== Exercise input
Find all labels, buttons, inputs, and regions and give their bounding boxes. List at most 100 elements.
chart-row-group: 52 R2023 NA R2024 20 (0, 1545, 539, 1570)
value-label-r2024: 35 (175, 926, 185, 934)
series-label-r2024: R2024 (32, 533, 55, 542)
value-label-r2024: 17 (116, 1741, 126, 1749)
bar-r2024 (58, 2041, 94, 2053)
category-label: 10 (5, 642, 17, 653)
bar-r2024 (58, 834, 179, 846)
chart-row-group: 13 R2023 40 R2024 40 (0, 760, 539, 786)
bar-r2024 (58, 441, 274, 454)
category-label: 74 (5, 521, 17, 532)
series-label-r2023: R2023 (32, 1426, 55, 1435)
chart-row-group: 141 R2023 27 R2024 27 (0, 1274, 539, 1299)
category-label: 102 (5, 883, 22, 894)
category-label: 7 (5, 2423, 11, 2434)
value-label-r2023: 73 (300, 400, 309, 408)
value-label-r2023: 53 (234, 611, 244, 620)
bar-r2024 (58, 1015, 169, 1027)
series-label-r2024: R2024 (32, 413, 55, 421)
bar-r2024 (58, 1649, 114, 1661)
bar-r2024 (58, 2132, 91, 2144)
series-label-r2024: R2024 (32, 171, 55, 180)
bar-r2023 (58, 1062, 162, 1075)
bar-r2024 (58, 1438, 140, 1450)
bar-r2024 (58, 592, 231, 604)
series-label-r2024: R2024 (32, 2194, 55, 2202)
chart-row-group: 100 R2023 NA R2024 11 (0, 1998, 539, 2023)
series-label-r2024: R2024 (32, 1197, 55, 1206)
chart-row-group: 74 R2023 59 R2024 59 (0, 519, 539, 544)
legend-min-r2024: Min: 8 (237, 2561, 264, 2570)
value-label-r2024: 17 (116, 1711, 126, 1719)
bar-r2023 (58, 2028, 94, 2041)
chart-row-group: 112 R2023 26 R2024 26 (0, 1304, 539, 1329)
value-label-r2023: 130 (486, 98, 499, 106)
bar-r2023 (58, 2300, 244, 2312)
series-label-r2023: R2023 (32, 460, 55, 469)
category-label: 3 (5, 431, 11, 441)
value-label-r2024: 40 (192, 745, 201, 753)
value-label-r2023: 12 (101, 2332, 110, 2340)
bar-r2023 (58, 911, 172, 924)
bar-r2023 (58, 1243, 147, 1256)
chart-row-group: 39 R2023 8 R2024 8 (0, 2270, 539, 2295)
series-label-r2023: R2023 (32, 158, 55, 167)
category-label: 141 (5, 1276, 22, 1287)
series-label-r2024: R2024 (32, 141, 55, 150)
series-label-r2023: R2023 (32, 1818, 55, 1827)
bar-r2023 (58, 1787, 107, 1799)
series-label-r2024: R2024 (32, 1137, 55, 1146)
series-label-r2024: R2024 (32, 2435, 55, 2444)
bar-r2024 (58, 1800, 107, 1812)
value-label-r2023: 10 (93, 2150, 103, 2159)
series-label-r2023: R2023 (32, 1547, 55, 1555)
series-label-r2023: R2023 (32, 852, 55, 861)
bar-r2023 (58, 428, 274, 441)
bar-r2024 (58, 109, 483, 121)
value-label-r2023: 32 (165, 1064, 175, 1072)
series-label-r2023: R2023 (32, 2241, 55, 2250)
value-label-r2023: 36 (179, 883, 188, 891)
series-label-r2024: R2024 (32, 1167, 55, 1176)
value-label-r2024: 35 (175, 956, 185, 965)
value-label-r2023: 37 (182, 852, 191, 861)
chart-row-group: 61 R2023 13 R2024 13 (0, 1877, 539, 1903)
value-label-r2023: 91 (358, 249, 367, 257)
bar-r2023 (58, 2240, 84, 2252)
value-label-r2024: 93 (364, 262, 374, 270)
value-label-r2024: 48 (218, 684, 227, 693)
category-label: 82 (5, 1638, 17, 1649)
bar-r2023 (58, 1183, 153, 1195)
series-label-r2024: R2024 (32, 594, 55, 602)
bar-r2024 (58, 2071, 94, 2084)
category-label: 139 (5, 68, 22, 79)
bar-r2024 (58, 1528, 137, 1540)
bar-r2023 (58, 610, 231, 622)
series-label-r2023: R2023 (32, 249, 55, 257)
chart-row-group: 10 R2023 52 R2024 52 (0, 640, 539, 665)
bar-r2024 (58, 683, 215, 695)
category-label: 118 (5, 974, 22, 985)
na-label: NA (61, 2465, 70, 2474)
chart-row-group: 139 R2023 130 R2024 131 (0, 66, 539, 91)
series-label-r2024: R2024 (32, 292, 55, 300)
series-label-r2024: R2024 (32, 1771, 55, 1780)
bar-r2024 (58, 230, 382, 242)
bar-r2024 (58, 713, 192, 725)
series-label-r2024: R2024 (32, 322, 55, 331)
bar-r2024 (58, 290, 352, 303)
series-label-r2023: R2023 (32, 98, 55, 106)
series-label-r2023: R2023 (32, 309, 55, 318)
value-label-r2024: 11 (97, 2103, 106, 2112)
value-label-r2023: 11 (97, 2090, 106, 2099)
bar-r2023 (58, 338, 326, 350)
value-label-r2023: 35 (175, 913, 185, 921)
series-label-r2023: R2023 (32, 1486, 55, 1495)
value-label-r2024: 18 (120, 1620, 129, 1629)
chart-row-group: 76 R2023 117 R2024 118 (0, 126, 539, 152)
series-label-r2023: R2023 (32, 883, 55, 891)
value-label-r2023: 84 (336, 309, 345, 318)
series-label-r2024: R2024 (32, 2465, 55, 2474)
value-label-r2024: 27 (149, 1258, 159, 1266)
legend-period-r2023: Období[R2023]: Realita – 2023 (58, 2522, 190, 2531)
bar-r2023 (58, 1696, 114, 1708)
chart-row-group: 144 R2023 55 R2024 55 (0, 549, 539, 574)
====
● Given task:
Copy the records word for word, starting at the beginning and ending with the line that contains "series-label-r2023: R2023 (32, 1818, 55, 1827)".

● Solution to the problem:
Find all labels, buttons, inputs, and regions and give their bounding boxes. List at most 100 elements.
chart-row-group: 52 R2023 NA R2024 20 (0, 1545, 539, 1570)
value-label-r2024: 35 (175, 926, 185, 934)
series-label-r2024: R2024 (32, 533, 55, 542)
value-label-r2024: 17 (116, 1741, 126, 1749)
bar-r2024 (58, 2041, 94, 2053)
category-label: 10 (5, 642, 17, 653)
bar-r2024 (58, 834, 179, 846)
chart-row-group: 13 R2023 40 R2024 40 (0, 760, 539, 786)
bar-r2024 (58, 441, 274, 454)
category-label: 74 (5, 521, 17, 532)
series-label-r2023: R2023 (32, 1426, 55, 1435)
chart-row-group: 141 R2023 27 R2024 27 (0, 1274, 539, 1299)
category-label: 102 (5, 883, 22, 894)
category-label: 7 (5, 2423, 11, 2434)
value-label-r2023: 73 (300, 400, 309, 408)
value-label-r2023: 53 (234, 611, 244, 620)
bar-r2024 (58, 1015, 169, 1027)
series-label-r2024: R2024 (32, 413, 55, 421)
bar-r2024 (58, 1649, 114, 1661)
bar-r2024 (58, 2132, 91, 2144)
series-label-r2024: R2024 (32, 171, 55, 180)
bar-r2023 (58, 1062, 162, 1075)
bar-r2024 (58, 1438, 140, 1450)
bar-r2024 (58, 592, 231, 604)
series-label-r2024: R2024 (32, 2194, 55, 2202)
chart-row-group: 100 R2023 NA R2024 11 (0, 1998, 539, 2023)
series-label-r2024: R2024 (32, 1197, 55, 1206)
chart-row-group: 74 R2023 59 R2024 59 (0, 519, 539, 544)
legend-min-r2024: Min: 8 (237, 2561, 264, 2570)
value-label-r2024: 17 (116, 1711, 126, 1719)
bar-r2023 (58, 2028, 94, 2041)
chart-row-group: 112 R2023 26 R2024 26 (0, 1304, 539, 1329)
value-label-r2023: 130 (486, 98, 499, 106)
bar-r2023 (58, 2300, 244, 2312)
series-label-r2023: R2023 (32, 460, 55, 469)
category-label: 3 (5, 431, 11, 441)
value-label-r2024: 40 (192, 745, 201, 753)
value-label-r2023: 12 (101, 2332, 110, 2340)
bar-r2023 (58, 911, 172, 924)
bar-r2023 (58, 1243, 147, 1256)
chart-row-group: 39 R2023 8 R2024 8 (0, 2270, 539, 2295)
series-label-r2023: R2023 (32, 158, 55, 167)
category-label: 141 (5, 1276, 22, 1287)
series-label-r2024: R2024 (32, 141, 55, 150)
series-label-r2023: R2023 (32, 1818, 55, 1827)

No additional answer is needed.